> [Data entries]
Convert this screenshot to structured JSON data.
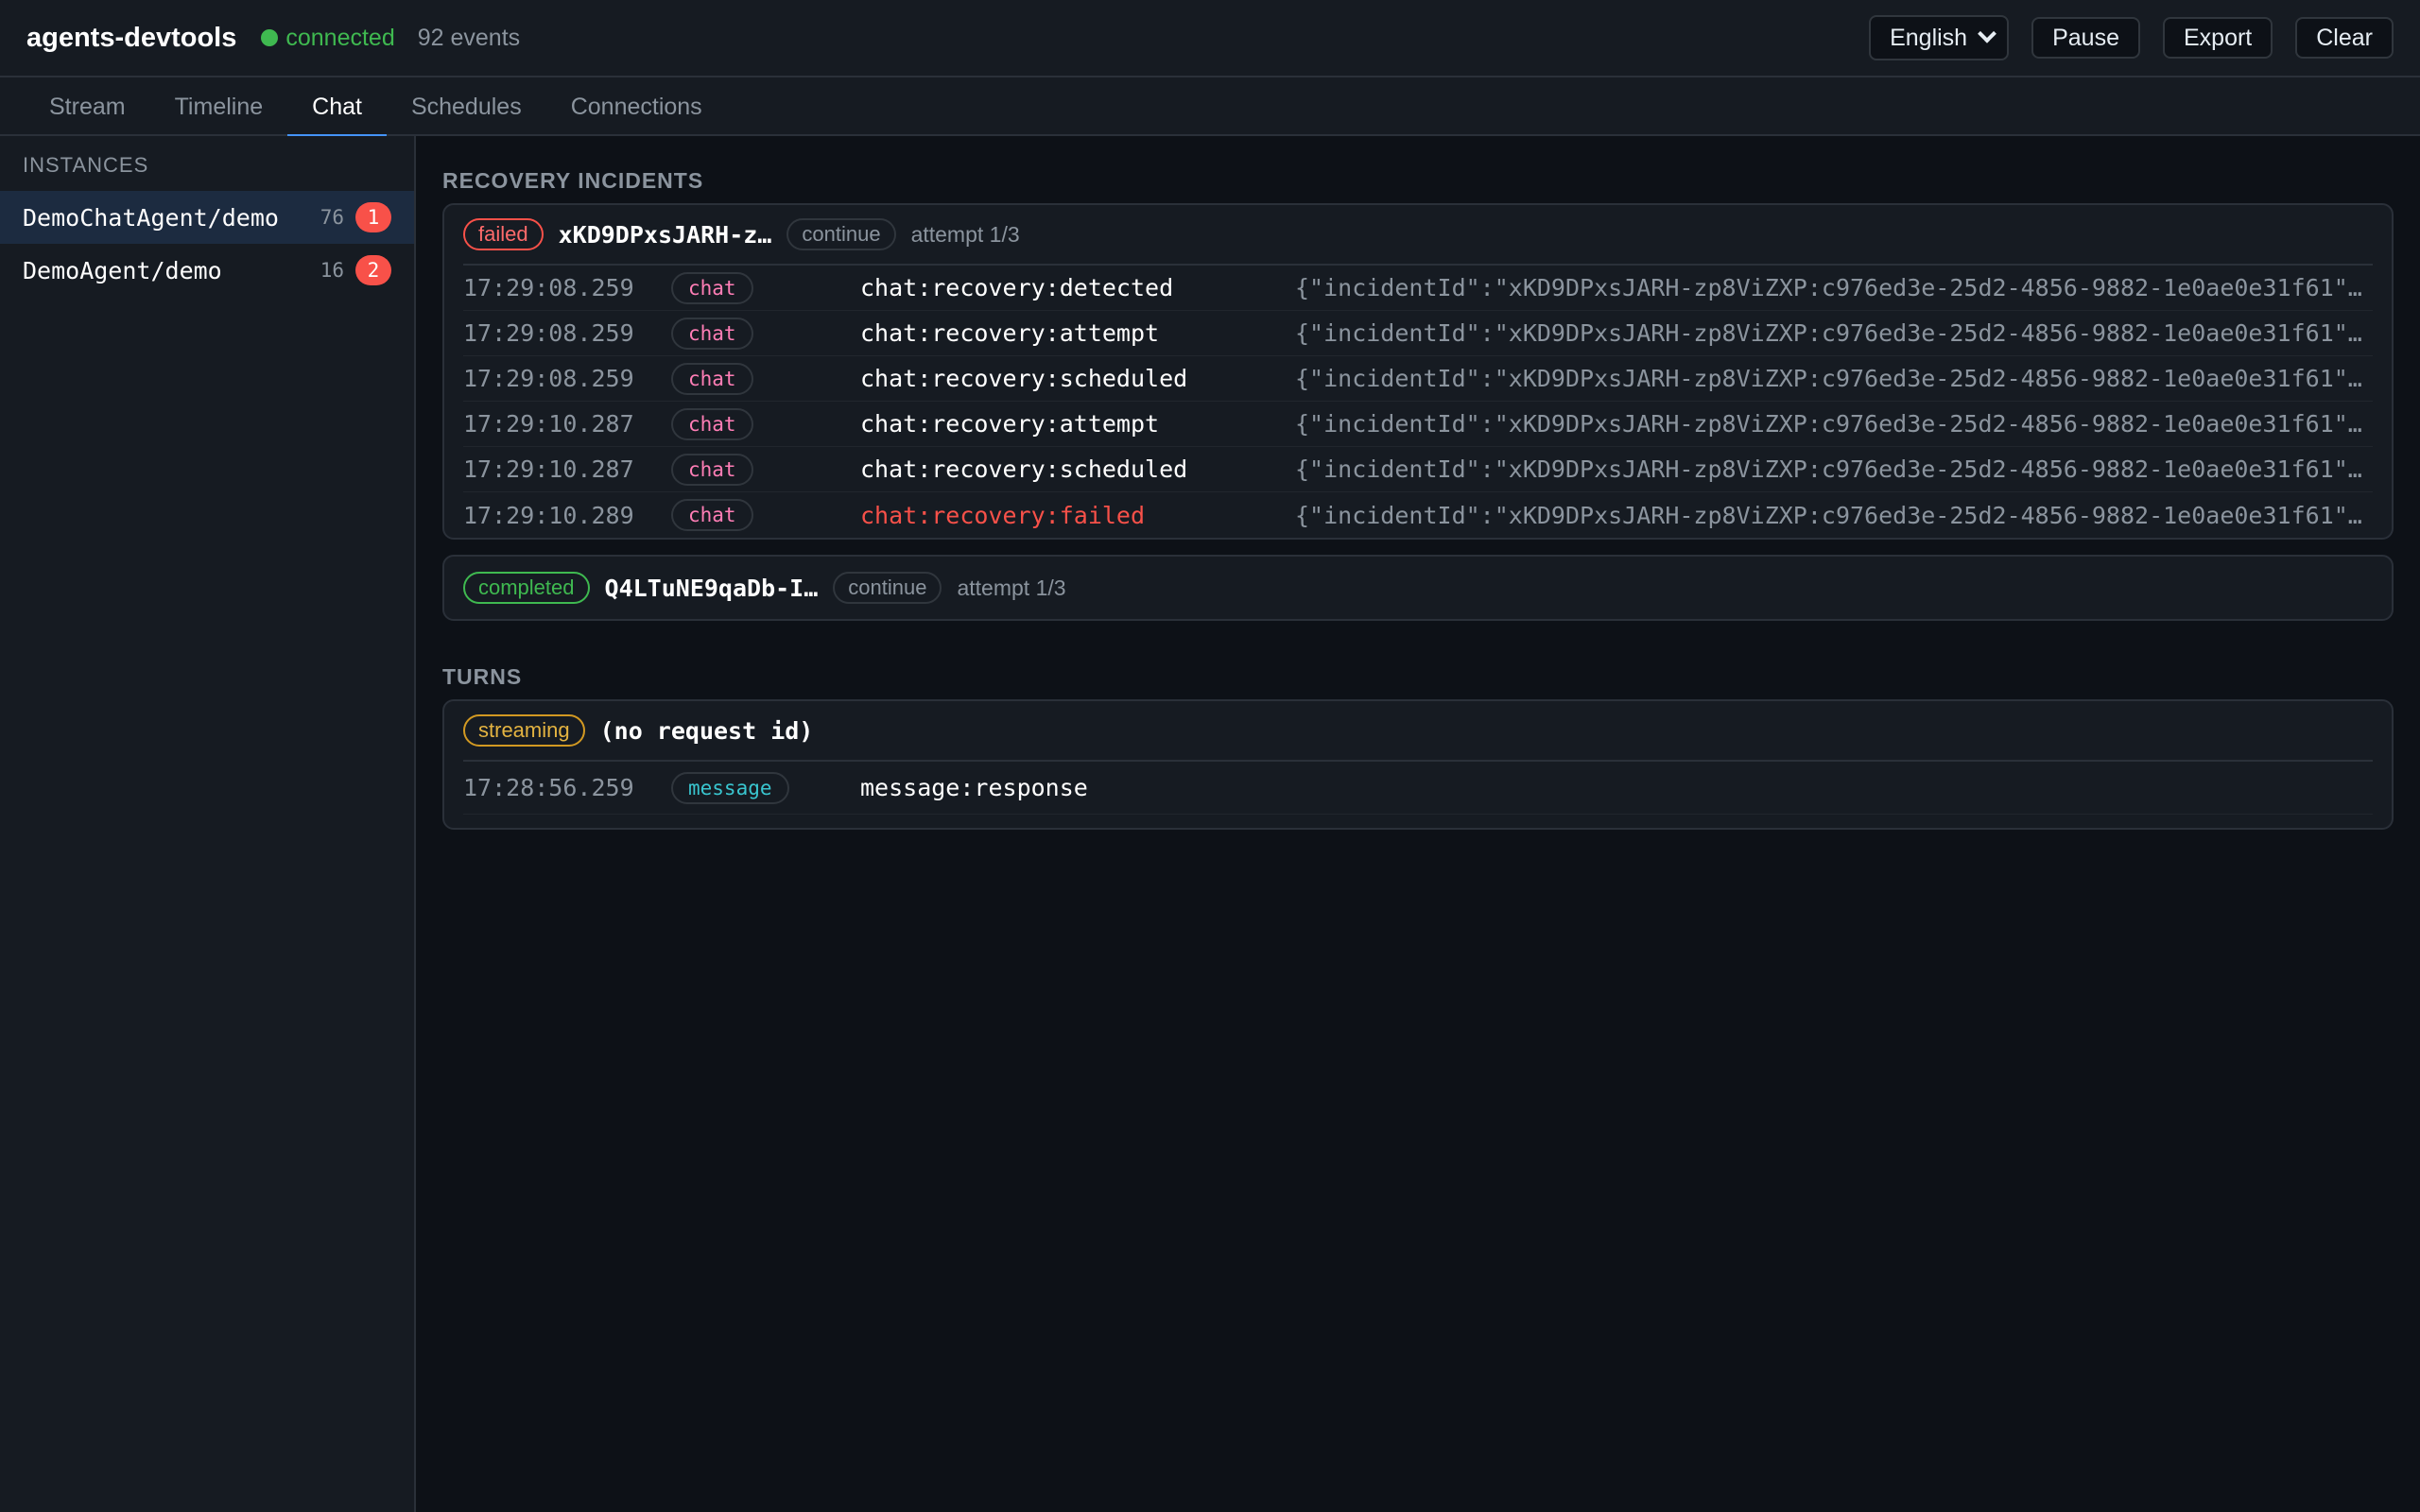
{
  "header": {
    "title": "agents-devtools",
    "status": "connected",
    "events": "92 events",
    "language": "English",
    "pause": "Pause",
    "export": "Export",
    "clear": "Clear",
    "status_color": "#3fb950"
  },
  "tabs": [
    {
      "label": "Stream"
    },
    {
      "label": "Timeline"
    },
    {
      "label": "Chat",
      "active": true
    },
    {
      "label": "Schedules"
    },
    {
      "label": "Connections"
    }
  ],
  "sidebar": {
    "heading": "INSTANCES",
    "items": [
      {
        "name": "DemoChatAgent/demo",
        "count": "76",
        "badge": "1",
        "selected": true
      },
      {
        "name": "DemoAgent/demo",
        "count": "16",
        "badge": "2"
      }
    ]
  },
  "recovery": {
    "title": "RECOVERY INCIDENTS",
    "incidents": [
      {
        "status": "failed",
        "id": "xKD9DPxsJARH-z…",
        "mode": "continue",
        "attempt": "attempt 1/3",
        "rows": [
          {
            "time": "17:29:08.259",
            "tag": "chat",
            "event": "chat:recovery:detected",
            "payload": "{\"incidentId\":\"xKD9DPxsJARH-zp8ViZXP:c976ed3e-25d2-4856-9882-1e0ae0e31f61\",\"r…"
          },
          {
            "time": "17:29:08.259",
            "tag": "chat",
            "event": "chat:recovery:attempt",
            "payload": "{\"incidentId\":\"xKD9DPxsJARH-zp8ViZXP:c976ed3e-25d2-4856-9882-1e0ae0e31f61\",\"r…"
          },
          {
            "time": "17:29:08.259",
            "tag": "chat",
            "event": "chat:recovery:scheduled",
            "payload": "{\"incidentId\":\"xKD9DPxsJARH-zp8ViZXP:c976ed3e-25d2-4856-9882-1e0ae0e31f61\",\"r…"
          },
          {
            "time": "17:29:10.287",
            "tag": "chat",
            "event": "chat:recovery:attempt",
            "payload": "{\"incidentId\":\"xKD9DPxsJARH-zp8ViZXP:c976ed3e-25d2-4856-9882-1e0ae0e31f61\",\"r…"
          },
          {
            "time": "17:29:10.287",
            "tag": "chat",
            "event": "chat:recovery:scheduled",
            "payload": "{\"incidentId\":\"xKD9DPxsJARH-zp8ViZXP:c976ed3e-25d2-4856-9882-1e0ae0e31f61\",\"r…"
          },
          {
            "time": "17:29:10.289",
            "tag": "chat",
            "event": "chat:recovery:failed",
            "payload": "{\"incidentId\":\"xKD9DPxsJARH-zp8ViZXP:c976ed3e-25d2-4856-9882-1e0ae0e31f61\",\"r…",
            "error": true
          }
        ]
      },
      {
        "status": "completed",
        "id": "Q4LTuNE9qaDb-I…",
        "mode": "continue",
        "attempt": "attempt 1/3"
      }
    ]
  },
  "turns": {
    "title": "TURNS",
    "items": [
      {
        "status": "streaming",
        "request": "(no request id)",
        "rows": [
          {
            "time": "17:28:56.259",
            "tag": "message",
            "event": "message:response"
          }
        ]
      }
    ]
  }
}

> [Required task]
Pictures don't belong in the copy. Restate all the entries exactly.

> [Answer for the task]
Convert this screenshot to structured JSON data.
{
  "header": {
    "title": "agents-devtools",
    "status": "connected",
    "events": "92 events",
    "language": "English",
    "pause": "Pause",
    "export": "Export",
    "clear": "Clear",
    "status_color": "#3fb950"
  },
  "tabs": [
    {
      "label": "Stream"
    },
    {
      "label": "Timeline"
    },
    {
      "label": "Chat",
      "active": true
    },
    {
      "label": "Schedules"
    },
    {
      "label": "Connections"
    }
  ],
  "sidebar": {
    "heading": "INSTANCES",
    "items": [
      {
        "name": "DemoChatAgent/demo",
        "count": "76",
        "badge": "1",
        "selected": true
      },
      {
        "name": "DemoAgent/demo",
        "count": "16",
        "badge": "2"
      }
    ]
  },
  "recovery": {
    "title": "RECOVERY INCIDENTS",
    "incidents": [
      {
        "status": "failed",
        "id": "xKD9DPxsJARH-z…",
        "mode": "continue",
        "attempt": "attempt 1/3",
        "rows": [
          {
            "time": "17:29:08.259",
            "tag": "chat",
            "event": "chat:recovery:detected",
            "payload": "{\"incidentId\":\"xKD9DPxsJARH-zp8ViZXP:c976ed3e-25d2-4856-9882-1e0ae0e31f61\",\"r…"
          },
          {
            "time": "17:29:08.259",
            "tag": "chat",
            "event": "chat:recovery:attempt",
            "payload": "{\"incidentId\":\"xKD9DPxsJARH-zp8ViZXP:c976ed3e-25d2-4856-9882-1e0ae0e31f61\",\"r…"
          },
          {
            "time": "17:29:08.259",
            "tag": "chat",
            "event": "chat:recovery:scheduled",
            "payload": "{\"incidentId\":\"xKD9DPxsJARH-zp8ViZXP:c976ed3e-25d2-4856-9882-1e0ae0e31f61\",\"r…"
          },
          {
            "time": "17:29:10.287",
            "tag": "chat",
            "event": "chat:recovery:attempt",
            "payload": "{\"incidentId\":\"xKD9DPxsJARH-zp8ViZXP:c976ed3e-25d2-4856-9882-1e0ae0e31f61\",\"r…"
          },
          {
            "time": "17:29:10.287",
            "tag": "chat",
            "event": "chat:recovery:scheduled",
            "payload": "{\"incidentId\":\"xKD9DPxsJARH-zp8ViZXP:c976ed3e-25d2-4856-9882-1e0ae0e31f61\",\"r…"
          },
          {
            "time": "17:29:10.289",
            "tag": "chat",
            "event": "chat:recovery:failed",
            "payload": "{\"incidentId\":\"xKD9DPxsJARH-zp8ViZXP:c976ed3e-25d2-4856-9882-1e0ae0e31f61\",\"r…",
            "error": true
          }
        ]
      },
      {
        "status": "completed",
        "id": "Q4LTuNE9qaDb-I…",
        "mode": "continue",
        "attempt": "attempt 1/3"
      }
    ]
  },
  "turns": {
    "title": "TURNS",
    "items": [
      {
        "status": "streaming",
        "request": "(no request id)",
        "rows": [
          {
            "time": "17:28:56.259",
            "tag": "message",
            "event": "message:response"
          }
        ]
      }
    ]
  }
}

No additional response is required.